Stored dataset items
==================================================
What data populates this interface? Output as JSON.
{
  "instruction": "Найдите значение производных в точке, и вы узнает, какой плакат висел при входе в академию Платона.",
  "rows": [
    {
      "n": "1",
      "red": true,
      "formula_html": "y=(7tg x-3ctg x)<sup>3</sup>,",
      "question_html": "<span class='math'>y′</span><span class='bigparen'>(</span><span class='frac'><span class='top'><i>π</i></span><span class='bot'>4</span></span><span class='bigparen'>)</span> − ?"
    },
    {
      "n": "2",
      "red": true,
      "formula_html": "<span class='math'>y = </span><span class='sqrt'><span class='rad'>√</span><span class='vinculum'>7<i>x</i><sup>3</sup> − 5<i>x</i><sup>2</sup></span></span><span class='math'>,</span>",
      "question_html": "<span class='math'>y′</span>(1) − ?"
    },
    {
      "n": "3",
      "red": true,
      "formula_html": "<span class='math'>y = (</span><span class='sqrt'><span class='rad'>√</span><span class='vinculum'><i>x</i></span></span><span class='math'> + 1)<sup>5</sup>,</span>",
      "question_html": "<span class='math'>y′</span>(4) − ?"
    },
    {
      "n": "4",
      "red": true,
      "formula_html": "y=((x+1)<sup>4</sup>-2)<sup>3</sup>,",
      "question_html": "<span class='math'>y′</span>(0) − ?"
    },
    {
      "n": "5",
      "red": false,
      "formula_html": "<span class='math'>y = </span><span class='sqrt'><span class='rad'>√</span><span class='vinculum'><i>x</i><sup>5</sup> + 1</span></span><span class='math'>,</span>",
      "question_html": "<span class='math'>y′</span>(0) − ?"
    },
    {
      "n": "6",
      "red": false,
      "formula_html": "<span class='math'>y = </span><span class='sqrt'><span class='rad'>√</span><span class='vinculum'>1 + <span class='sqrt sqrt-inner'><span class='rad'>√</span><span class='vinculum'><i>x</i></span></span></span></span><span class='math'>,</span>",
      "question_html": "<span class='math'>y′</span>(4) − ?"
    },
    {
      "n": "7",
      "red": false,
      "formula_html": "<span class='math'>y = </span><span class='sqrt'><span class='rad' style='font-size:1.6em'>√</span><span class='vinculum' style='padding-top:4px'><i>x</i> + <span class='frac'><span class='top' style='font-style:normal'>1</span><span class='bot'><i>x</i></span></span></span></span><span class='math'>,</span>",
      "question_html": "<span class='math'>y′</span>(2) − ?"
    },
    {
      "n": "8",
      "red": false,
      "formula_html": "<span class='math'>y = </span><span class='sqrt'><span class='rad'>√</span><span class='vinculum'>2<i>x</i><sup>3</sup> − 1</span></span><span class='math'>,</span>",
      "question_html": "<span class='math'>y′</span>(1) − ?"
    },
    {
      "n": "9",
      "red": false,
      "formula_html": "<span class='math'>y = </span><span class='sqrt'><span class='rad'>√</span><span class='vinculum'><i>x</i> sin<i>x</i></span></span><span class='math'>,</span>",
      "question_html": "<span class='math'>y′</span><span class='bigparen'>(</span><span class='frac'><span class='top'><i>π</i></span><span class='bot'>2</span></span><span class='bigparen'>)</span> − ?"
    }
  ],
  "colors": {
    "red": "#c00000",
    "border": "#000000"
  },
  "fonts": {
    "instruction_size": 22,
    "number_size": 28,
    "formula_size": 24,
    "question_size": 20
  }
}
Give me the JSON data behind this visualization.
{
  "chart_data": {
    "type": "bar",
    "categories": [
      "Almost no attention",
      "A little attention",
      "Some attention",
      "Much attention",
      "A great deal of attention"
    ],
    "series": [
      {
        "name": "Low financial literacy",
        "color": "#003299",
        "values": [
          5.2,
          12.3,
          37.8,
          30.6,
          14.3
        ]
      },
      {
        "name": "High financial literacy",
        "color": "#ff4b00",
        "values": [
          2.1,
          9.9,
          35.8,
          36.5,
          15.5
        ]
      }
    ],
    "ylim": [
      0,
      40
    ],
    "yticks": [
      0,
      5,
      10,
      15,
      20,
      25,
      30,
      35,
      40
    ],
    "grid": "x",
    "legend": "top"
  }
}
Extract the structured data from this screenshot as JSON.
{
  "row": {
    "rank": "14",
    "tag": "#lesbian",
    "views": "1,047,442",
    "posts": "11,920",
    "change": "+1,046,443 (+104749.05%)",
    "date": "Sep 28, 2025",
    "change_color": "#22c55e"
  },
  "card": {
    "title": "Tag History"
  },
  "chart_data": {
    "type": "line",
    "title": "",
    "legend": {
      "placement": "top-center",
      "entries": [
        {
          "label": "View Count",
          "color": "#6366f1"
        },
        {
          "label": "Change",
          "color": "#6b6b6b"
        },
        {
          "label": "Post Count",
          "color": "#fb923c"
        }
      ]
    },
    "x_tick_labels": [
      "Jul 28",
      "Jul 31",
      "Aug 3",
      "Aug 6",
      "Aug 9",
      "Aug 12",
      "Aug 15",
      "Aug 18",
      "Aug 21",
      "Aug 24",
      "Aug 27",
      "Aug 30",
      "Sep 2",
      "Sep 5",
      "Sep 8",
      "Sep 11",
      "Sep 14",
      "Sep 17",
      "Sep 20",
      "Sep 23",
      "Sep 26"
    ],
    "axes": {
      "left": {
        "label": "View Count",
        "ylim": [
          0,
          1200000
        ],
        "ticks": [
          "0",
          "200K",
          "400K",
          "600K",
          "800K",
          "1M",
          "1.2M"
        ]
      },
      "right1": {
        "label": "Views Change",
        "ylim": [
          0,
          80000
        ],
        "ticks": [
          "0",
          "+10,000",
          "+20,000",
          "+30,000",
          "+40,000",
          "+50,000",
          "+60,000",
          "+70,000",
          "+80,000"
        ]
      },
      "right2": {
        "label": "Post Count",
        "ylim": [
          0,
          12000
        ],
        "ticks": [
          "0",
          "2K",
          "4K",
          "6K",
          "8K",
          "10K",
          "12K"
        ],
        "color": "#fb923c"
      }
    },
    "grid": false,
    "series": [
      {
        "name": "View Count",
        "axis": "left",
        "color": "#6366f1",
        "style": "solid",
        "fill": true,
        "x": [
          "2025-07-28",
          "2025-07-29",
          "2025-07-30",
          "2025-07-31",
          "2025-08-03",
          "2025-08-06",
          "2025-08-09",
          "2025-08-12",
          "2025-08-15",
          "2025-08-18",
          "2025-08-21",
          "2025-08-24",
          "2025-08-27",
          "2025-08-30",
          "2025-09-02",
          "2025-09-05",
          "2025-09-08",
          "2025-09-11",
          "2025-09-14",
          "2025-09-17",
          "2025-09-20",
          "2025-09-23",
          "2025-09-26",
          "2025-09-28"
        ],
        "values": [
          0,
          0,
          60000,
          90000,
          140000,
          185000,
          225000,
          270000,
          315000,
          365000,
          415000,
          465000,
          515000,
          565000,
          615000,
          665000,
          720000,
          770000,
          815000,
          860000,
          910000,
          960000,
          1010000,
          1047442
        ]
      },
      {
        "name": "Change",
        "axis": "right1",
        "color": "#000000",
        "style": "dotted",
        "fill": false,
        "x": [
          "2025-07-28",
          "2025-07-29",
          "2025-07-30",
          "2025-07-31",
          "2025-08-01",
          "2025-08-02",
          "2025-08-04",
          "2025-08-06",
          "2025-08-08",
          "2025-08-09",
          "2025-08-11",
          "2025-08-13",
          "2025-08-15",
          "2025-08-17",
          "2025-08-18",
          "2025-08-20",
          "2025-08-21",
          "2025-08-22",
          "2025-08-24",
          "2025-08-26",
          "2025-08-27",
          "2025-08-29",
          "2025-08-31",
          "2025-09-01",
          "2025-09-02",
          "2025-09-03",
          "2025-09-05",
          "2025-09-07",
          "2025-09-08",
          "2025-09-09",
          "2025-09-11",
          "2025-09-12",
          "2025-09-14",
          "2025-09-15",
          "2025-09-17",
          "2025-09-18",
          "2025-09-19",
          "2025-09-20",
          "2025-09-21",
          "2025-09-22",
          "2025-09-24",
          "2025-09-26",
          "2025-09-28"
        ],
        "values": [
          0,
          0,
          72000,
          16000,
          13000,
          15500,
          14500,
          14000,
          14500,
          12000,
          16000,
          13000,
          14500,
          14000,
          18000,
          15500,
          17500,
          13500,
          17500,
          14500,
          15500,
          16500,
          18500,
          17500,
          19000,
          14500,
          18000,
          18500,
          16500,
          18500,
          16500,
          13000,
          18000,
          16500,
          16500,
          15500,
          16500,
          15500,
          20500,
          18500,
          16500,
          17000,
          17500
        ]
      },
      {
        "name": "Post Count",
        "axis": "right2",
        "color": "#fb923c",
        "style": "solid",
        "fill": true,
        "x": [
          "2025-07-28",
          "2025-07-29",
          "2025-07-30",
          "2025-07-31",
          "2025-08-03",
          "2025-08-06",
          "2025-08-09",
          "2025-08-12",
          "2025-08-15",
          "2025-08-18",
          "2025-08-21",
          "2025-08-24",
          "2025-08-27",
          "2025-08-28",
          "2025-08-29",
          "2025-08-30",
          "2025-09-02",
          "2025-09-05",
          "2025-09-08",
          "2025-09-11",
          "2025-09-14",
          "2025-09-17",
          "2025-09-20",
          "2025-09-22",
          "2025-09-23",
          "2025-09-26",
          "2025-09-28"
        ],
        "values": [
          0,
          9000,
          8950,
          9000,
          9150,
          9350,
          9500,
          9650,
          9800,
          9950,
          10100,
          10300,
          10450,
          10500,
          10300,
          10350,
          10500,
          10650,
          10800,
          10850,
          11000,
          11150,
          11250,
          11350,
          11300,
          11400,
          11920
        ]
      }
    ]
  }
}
==================================================
Task statement
Report how many lines of the entries hold the string "attention". Provide the number alone.

Final result
5